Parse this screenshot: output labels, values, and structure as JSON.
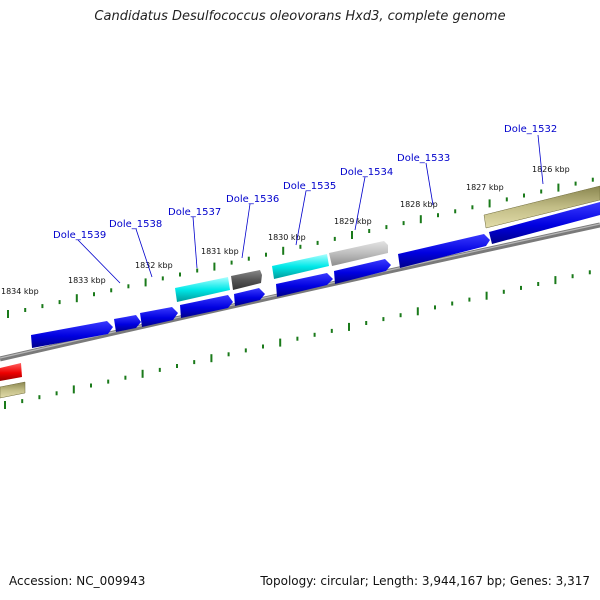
{
  "title": "Candidatus Desulfococcus oleovorans Hxd3, complete genome",
  "accession": "Accession: NC_009943",
  "summary": "Topology: circular; Length: 3,944,167 bp; Genes: 3,317",
  "colors": {
    "cds_forward": "#0000ee",
    "cds_reverse": "#0000ee",
    "trna": "#00eeee",
    "pseudo_dark": "#555555",
    "pseudo_light": "#bbbbbb",
    "region": "#b5b07a",
    "backbone": "#808080",
    "tick": "#1a7a1a",
    "other": "#ee0000"
  },
  "scale_labels": [
    "1826 kbp",
    "1827 kbp",
    "1828 kbp",
    "1829 kbp",
    "1830 kbp",
    "1831 kbp",
    "1832 kbp",
    "1833 kbp",
    "1834 kbp"
  ],
  "gene_labels": [
    "Dole_1532",
    "Dole_1533",
    "Dole_1534",
    "Dole_1535",
    "Dole_1536",
    "Dole_1537",
    "Dole_1538",
    "Dole_1539"
  ]
}
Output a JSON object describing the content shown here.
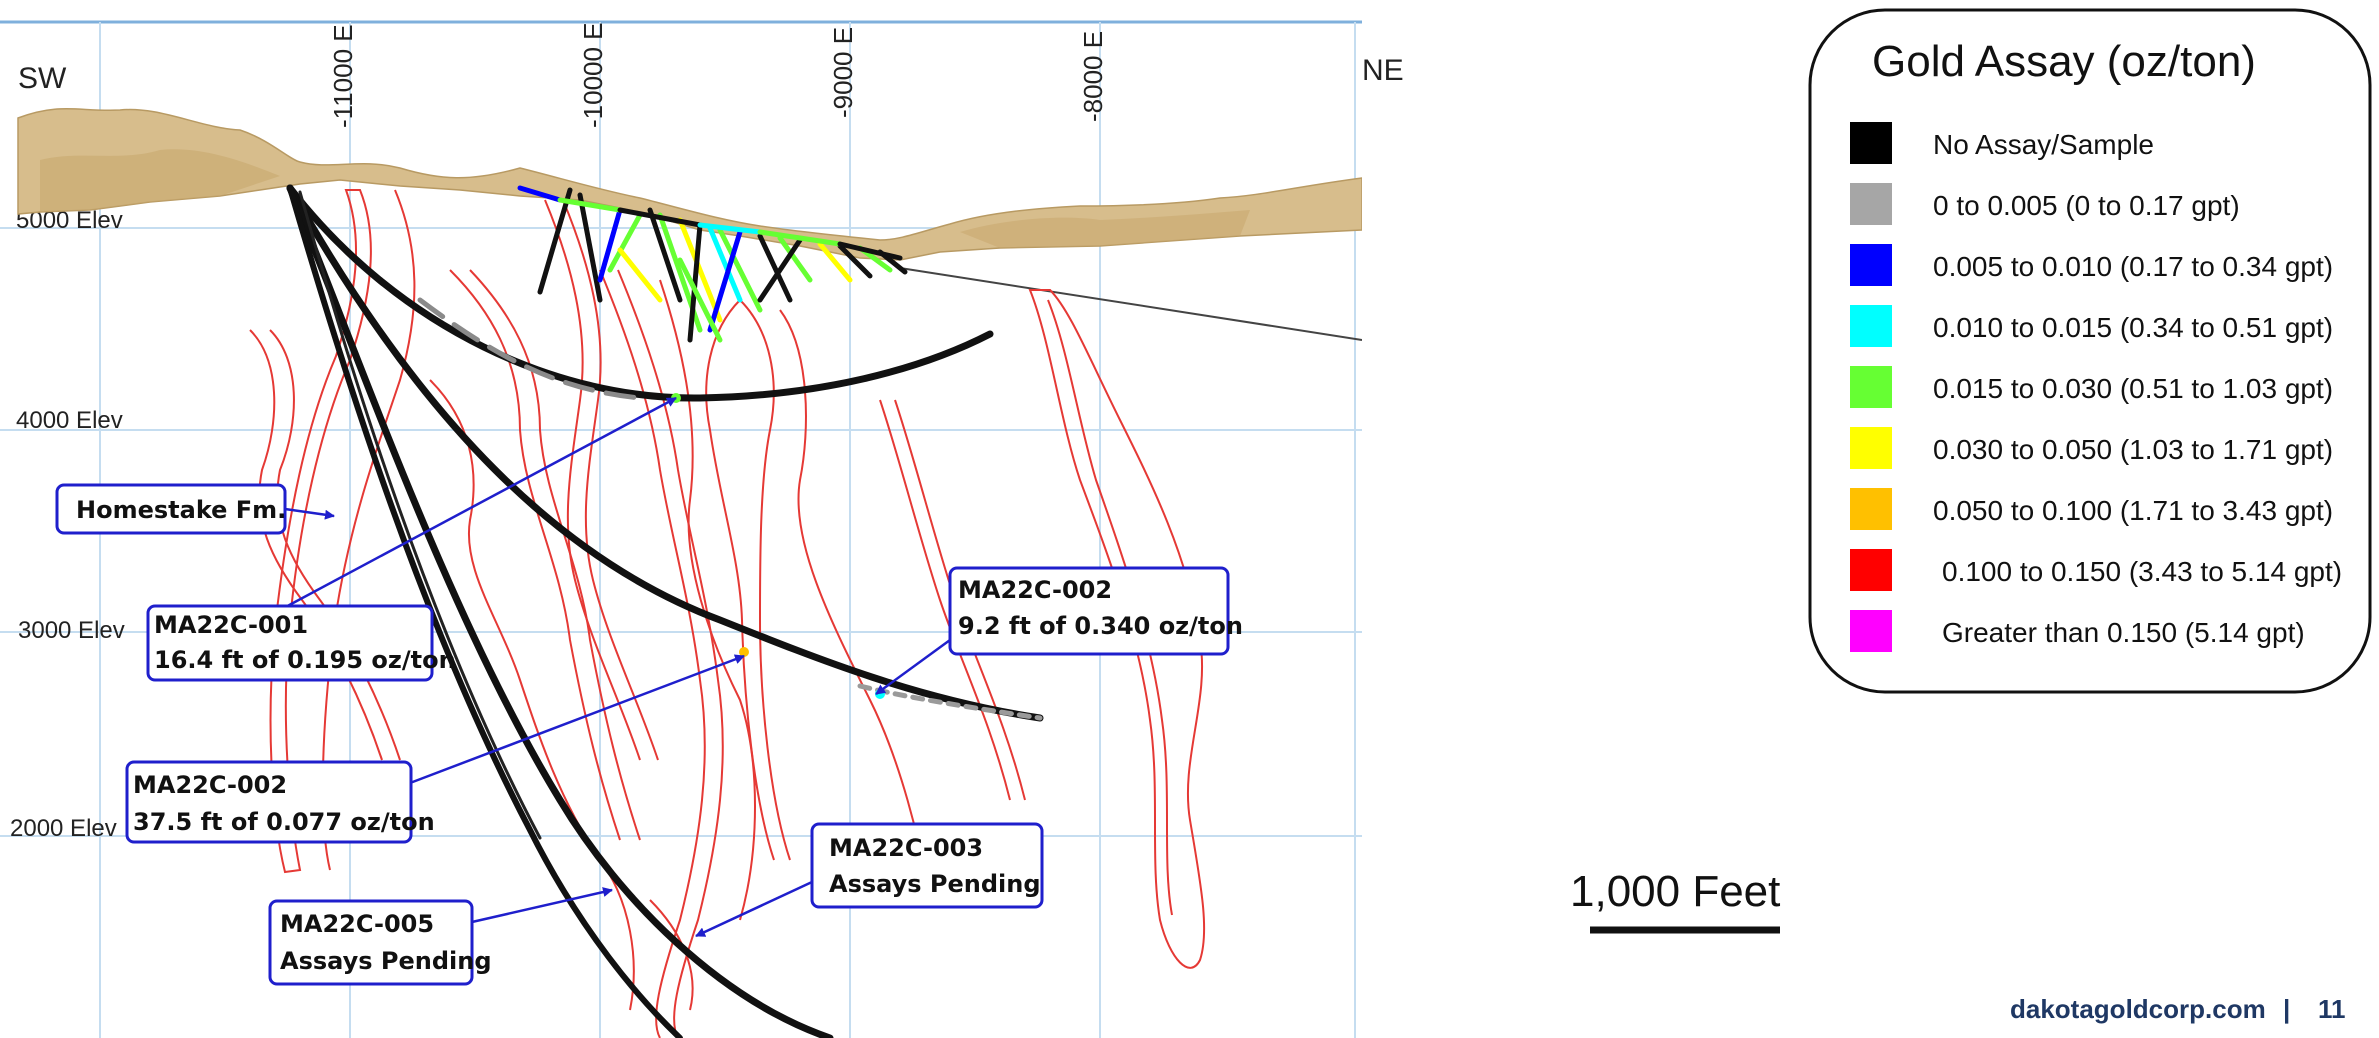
{
  "section": {
    "sw_label": "SW",
    "ne_label": "NE",
    "easting_labels": [
      "-11000 E",
      "-10000 E",
      "-9000 E",
      "-8000 E"
    ],
    "elevation_labels": [
      "5000 Elev",
      "4000 Elev",
      "3000 Elev",
      "2000 Elev"
    ]
  },
  "callouts": {
    "homestake": "Homestake Fm.",
    "c001_hole": "MA22C-001",
    "c001_result": "16.4 ft of 0.195 oz/ton",
    "c002a_hole": "MA22C-002",
    "c002a_result": "37.5 ft of 0.077 oz/ton",
    "c002b_hole": "MA22C-002",
    "c002b_result": "9.2 ft of 0.340 oz/ton",
    "c003_hole": "MA22C-003",
    "c003_result": "Assays Pending",
    "c005_hole": "MA22C-005",
    "c005_result": "Assays Pending"
  },
  "legend": {
    "title": "Gold Assay (oz/ton)",
    "items": [
      {
        "label": "No Assay/Sample",
        "color": "#000000"
      },
      {
        "label": "0 to 0.005 (0 to 0.17 gpt)",
        "color": "#a6a6a6"
      },
      {
        "label": "0.005 to 0.010 (0.17 to 0.34 gpt)",
        "color": "#0000ff"
      },
      {
        "label": "0.010 to 0.015 (0.34 to 0.51 gpt)",
        "color": "#00ffff"
      },
      {
        "label": "0.015 to 0.030 (0.51 to 1.03 gpt)",
        "color": "#66ff33"
      },
      {
        "label": "0.030 to 0.050 (1.03 to 1.71 gpt)",
        "color": "#ffff00"
      },
      {
        "label": "0.050 to 0.100 (1.71 to 3.43 gpt)",
        "color": "#ffc000"
      },
      {
        "label": "0.100 to 0.150 (3.43 to 5.14 gpt)",
        "color": "#ff0000"
      },
      {
        "label": "Greater than 0.150 (5.14 gpt)",
        "color": "#ff00ff"
      }
    ]
  },
  "scale_bar": {
    "label": "1,000 Feet"
  },
  "footer": {
    "website": "dakotagoldcorp.com",
    "separator": "|",
    "page_number": "11"
  },
  "colors": {
    "grid": "#c5ddf0",
    "callout_border": "#1f1fcc",
    "terrain": "#d7bd8c",
    "contour": "#e53935"
  }
}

-*-*-

Could the entries be output exactly as written, but without their images?

▶ Response below
Parse this screenshot: output labels, values, and structure as JSON.
{
  "title": "Candidatus Desulfococcus oleovorans Hxd3, complete genome",
  "accession": "Accession: NC_009943",
  "summary": "Topology: circular; Length: 3,944,167 bp; Genes: 3,317",
  "colors": {
    "cds_forward": "#0000ee",
    "cds_reverse": "#0000ee",
    "trna": "#00eeee",
    "pseudo_dark": "#555555",
    "pseudo_light": "#bbbbbb",
    "region": "#b5b07a",
    "backbone": "#808080",
    "tick": "#1a7a1a",
    "other": "#ee0000"
  },
  "scale_labels": [
    "1826 kbp",
    "1827 kbp",
    "1828 kbp",
    "1829 kbp",
    "1830 kbp",
    "1831 kbp",
    "1832 kbp",
    "1833 kbp",
    "1834 kbp"
  ],
  "gene_labels": [
    "Dole_1532",
    "Dole_1533",
    "Dole_1534",
    "Dole_1535",
    "Dole_1536",
    "Dole_1537",
    "Dole_1538",
    "Dole_1539"
  ]
}
Output a JSON object describing the content shown here.
{
  "section": {
    "sw_label": "SW",
    "ne_label": "NE",
    "easting_labels": [
      "-11000 E",
      "-10000 E",
      "-9000 E",
      "-8000 E"
    ],
    "elevation_labels": [
      "5000 Elev",
      "4000 Elev",
      "3000 Elev",
      "2000 Elev"
    ]
  },
  "callouts": {
    "homestake": "Homestake Fm.",
    "c001_hole": "MA22C-001",
    "c001_result": "16.4 ft of 0.195 oz/ton",
    "c002a_hole": "MA22C-002",
    "c002a_result": "37.5 ft of 0.077 oz/ton",
    "c002b_hole": "MA22C-002",
    "c002b_result": "9.2 ft of 0.340 oz/ton",
    "c003_hole": "MA22C-003",
    "c003_result": "Assays Pending",
    "c005_hole": "MA22C-005",
    "c005_result": "Assays Pending"
  },
  "legend": {
    "title": "Gold Assay (oz/ton)",
    "items": [
      {
        "label": "No Assay/Sample",
        "color": "#000000"
      },
      {
        "label": "0 to 0.005 (0 to 0.17 gpt)",
        "color": "#a6a6a6"
      },
      {
        "label": "0.005 to 0.010 (0.17 to 0.34 gpt)",
        "color": "#0000ff"
      },
      {
        "label": "0.010 to 0.015 (0.34 to 0.51 gpt)",
        "color": "#00ffff"
      },
      {
        "label": "0.015 to 0.030 (0.51 to 1.03 gpt)",
        "color": "#66ff33"
      },
      {
        "label": "0.030 to 0.050 (1.03 to 1.71 gpt)",
        "color": "#ffff00"
      },
      {
        "label": "0.050 to 0.100 (1.71 to 3.43 gpt)",
        "color": "#ffc000"
      },
      {
        "label": "0.100 to 0.150 (3.43 to 5.14 gpt)",
        "color": "#ff0000"
      },
      {
        "label": "Greater than 0.150 (5.14 gpt)",
        "color": "#ff00ff"
      }
    ]
  },
  "scale_bar": {
    "label": "1,000 Feet"
  },
  "footer": {
    "website": "dakotagoldcorp.com",
    "separator": "|",
    "page_number": "11"
  },
  "colors": {
    "grid": "#c5ddf0",
    "callout_border": "#1f1fcc",
    "terrain": "#d7bd8c",
    "contour": "#e53935"
  }
}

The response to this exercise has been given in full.